-- Problem description --
Where a line holds the word "structured", copy that line.

---*---

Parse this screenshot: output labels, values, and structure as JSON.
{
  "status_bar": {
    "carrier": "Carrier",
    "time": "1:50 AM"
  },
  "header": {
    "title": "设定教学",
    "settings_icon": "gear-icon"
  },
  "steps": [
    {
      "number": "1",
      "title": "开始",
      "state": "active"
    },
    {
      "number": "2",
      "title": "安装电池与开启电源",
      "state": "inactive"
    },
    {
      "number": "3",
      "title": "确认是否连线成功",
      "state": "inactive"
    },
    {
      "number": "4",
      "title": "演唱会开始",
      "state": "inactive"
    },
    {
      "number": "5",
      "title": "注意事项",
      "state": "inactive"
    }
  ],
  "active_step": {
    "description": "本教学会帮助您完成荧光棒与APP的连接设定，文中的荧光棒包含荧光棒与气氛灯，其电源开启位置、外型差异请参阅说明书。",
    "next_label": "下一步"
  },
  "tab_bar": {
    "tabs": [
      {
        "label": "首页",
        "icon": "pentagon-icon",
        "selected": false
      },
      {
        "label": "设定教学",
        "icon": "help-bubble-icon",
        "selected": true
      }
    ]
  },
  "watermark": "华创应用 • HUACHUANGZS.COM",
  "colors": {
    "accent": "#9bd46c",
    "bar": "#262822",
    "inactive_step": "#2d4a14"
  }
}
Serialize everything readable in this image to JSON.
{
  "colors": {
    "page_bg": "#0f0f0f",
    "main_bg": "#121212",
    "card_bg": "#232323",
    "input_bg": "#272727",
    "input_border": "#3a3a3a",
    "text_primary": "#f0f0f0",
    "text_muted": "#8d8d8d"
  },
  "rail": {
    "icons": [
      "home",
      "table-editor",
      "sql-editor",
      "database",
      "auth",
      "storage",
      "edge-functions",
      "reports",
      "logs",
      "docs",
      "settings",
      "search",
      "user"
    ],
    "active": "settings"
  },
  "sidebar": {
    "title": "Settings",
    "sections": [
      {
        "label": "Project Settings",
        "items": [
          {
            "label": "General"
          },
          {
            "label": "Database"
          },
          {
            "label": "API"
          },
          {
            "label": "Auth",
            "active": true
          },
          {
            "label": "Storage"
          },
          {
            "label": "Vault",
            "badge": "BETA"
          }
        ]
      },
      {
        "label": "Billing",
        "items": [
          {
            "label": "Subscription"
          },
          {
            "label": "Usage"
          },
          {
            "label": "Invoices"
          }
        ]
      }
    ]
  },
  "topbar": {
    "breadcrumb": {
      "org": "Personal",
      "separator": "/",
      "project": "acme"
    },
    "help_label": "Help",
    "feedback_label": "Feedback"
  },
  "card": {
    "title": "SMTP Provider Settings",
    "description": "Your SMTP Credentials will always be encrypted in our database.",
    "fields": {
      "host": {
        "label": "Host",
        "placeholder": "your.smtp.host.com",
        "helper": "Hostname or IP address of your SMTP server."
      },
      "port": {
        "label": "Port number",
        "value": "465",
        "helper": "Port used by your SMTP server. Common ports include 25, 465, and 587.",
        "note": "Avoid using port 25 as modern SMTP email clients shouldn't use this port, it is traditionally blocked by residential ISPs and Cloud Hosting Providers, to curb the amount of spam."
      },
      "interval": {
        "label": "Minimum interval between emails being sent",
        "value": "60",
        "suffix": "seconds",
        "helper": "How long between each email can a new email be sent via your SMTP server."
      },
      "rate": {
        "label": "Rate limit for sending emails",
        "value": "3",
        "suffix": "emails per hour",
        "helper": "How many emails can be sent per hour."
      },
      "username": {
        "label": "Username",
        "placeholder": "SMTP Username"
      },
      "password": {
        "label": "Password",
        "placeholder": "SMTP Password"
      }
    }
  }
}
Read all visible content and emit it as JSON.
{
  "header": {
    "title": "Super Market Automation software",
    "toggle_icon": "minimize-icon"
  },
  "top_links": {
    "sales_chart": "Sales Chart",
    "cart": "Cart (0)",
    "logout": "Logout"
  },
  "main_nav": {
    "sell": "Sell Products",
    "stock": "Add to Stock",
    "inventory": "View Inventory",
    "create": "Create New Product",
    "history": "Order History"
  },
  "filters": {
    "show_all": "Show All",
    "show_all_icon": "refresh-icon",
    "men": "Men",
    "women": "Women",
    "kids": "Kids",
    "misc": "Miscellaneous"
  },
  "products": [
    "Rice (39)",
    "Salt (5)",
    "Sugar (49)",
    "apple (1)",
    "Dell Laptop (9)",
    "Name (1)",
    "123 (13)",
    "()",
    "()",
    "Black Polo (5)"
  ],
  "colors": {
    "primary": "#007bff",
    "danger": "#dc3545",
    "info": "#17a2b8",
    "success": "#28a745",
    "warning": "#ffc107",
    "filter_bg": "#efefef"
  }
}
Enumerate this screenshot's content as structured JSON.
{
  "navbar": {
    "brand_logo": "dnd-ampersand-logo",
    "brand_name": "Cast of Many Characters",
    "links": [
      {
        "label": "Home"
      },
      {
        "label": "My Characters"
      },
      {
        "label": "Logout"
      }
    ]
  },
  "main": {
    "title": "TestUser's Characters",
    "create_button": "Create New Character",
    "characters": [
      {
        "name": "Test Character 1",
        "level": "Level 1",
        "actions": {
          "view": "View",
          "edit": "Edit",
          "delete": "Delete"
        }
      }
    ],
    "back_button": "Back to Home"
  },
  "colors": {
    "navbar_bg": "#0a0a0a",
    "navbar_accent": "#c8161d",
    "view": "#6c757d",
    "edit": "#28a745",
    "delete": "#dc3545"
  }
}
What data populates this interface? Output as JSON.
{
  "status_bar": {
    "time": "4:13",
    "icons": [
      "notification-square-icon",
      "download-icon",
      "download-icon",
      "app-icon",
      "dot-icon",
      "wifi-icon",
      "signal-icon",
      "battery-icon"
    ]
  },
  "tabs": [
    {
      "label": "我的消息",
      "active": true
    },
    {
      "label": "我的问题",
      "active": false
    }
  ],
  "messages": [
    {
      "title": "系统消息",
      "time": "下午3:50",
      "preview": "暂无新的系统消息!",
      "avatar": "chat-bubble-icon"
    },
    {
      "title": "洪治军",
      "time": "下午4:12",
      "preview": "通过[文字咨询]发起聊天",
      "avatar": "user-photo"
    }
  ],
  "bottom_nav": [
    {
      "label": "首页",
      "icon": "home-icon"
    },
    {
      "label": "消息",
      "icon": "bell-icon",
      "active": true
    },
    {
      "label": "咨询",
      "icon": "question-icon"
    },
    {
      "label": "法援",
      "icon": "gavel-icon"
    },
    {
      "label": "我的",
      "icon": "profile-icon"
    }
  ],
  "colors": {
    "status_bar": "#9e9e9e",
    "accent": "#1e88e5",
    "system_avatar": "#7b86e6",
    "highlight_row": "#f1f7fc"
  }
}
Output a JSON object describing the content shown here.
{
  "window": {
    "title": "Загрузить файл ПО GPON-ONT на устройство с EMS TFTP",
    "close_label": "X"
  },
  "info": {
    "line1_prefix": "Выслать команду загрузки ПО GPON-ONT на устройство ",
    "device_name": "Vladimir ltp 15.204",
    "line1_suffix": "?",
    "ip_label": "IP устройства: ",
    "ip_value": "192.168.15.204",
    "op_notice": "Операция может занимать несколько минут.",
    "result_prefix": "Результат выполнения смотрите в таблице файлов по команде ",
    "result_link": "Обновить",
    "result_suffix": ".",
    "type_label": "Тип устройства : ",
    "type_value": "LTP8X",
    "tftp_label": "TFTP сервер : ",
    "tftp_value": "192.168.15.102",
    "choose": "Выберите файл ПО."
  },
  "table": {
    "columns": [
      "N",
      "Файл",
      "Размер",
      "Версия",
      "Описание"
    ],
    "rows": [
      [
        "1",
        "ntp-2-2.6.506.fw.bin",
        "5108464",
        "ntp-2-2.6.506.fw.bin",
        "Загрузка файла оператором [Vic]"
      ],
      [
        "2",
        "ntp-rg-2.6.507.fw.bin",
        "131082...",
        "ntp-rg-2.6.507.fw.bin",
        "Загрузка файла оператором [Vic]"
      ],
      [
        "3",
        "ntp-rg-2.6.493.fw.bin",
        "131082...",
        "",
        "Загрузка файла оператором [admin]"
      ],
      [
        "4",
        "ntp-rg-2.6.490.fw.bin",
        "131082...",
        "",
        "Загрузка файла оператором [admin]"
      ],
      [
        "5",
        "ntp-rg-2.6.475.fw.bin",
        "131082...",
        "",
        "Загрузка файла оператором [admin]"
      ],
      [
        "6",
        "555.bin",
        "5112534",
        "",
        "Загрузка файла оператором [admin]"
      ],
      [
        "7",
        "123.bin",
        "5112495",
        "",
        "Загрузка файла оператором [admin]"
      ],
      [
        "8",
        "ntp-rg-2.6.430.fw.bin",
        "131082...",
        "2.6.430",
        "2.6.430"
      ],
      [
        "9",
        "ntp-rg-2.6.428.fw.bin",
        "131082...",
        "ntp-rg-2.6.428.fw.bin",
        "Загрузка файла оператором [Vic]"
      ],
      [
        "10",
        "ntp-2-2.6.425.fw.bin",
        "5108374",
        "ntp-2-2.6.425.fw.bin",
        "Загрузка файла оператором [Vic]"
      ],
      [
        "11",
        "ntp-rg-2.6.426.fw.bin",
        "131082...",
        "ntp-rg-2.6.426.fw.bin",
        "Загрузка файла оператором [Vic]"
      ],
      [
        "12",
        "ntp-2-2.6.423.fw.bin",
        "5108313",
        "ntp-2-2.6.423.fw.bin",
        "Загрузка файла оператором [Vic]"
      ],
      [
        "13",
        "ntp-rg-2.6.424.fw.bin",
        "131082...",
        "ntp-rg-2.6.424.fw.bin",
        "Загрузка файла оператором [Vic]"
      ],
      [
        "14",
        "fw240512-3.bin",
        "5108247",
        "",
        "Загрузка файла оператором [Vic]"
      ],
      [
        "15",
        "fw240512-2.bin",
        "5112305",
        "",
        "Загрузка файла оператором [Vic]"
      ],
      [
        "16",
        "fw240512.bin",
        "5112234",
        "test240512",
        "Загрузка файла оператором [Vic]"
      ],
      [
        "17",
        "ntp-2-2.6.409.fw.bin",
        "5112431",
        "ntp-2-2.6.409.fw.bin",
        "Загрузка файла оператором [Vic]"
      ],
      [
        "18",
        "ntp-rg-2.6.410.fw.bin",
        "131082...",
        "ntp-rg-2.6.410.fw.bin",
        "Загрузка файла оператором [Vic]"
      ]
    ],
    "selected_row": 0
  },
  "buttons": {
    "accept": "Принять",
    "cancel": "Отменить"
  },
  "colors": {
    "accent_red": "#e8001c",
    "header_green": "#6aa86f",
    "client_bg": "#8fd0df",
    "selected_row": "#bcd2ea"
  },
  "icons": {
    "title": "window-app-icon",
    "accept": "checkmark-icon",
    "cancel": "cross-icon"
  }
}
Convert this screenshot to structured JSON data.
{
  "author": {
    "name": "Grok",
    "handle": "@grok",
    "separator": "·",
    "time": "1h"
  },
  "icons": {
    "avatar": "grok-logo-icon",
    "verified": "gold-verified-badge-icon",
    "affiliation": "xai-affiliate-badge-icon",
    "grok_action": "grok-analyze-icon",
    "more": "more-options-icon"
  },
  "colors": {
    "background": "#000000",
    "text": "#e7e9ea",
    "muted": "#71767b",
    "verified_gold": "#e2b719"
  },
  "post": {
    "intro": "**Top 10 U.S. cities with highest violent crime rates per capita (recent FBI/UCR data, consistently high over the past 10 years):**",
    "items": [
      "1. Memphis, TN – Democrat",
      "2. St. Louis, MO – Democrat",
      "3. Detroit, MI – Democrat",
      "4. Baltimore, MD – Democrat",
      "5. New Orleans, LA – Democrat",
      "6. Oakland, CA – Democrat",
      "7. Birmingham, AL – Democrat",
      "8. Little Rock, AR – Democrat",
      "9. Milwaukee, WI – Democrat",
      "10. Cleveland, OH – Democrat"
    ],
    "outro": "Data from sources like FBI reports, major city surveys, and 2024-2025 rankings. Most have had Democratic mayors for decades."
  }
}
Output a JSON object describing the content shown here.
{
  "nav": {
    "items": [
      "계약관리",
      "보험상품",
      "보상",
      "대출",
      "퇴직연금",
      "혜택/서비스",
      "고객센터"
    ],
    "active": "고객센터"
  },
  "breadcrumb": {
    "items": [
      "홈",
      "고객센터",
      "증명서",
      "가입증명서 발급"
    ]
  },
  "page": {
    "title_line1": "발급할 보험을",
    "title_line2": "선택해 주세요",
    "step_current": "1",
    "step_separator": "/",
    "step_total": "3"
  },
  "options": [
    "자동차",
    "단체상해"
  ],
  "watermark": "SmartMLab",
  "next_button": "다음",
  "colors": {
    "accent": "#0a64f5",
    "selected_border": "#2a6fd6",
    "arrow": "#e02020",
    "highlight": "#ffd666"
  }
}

---*---

-- Result --
Enumerate this screenshot's content as structured JSON.
Convert this screenshot to structured JSON data.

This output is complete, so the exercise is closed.